Task to carry out — Where the word "color" occurs in a line, return that line.
>>
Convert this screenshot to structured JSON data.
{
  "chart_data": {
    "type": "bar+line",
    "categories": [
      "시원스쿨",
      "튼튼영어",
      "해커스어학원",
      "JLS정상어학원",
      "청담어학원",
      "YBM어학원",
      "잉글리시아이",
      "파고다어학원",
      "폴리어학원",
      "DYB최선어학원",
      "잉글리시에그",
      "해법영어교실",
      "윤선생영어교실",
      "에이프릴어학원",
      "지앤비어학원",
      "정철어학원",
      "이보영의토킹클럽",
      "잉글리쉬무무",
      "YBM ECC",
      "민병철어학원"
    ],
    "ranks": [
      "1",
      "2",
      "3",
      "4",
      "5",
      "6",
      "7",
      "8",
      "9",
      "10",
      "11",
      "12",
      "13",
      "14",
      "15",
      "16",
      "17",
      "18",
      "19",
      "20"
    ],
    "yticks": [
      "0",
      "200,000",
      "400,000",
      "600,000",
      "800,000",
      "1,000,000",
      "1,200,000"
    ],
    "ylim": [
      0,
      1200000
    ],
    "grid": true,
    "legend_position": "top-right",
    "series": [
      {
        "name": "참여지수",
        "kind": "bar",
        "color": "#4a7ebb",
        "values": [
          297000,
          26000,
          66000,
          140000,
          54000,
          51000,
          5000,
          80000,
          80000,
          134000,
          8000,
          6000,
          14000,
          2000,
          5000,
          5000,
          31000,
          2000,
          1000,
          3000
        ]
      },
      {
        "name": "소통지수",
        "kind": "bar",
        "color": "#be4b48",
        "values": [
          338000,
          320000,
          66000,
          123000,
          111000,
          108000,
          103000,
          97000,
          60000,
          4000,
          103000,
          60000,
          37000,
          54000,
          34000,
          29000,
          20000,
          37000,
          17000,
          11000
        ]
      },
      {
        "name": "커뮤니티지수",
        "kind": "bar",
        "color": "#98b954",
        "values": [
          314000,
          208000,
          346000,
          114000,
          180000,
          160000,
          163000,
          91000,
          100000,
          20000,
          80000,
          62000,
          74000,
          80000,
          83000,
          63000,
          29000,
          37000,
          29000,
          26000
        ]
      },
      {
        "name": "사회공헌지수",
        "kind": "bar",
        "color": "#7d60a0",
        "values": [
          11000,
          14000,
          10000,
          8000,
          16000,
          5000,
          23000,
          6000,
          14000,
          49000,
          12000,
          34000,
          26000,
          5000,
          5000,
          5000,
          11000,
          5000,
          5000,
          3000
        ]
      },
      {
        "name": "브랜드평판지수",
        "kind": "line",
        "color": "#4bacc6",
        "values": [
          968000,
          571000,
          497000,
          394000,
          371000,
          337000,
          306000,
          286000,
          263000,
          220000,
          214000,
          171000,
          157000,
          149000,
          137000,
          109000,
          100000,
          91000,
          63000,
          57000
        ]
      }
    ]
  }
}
<<
Result of the task —
        "color": "#4a7ebb",
        "color": "#be4b48",
        "color": "#98b954",
        "color": "#7d60a0",
        "color": "#4bacc6",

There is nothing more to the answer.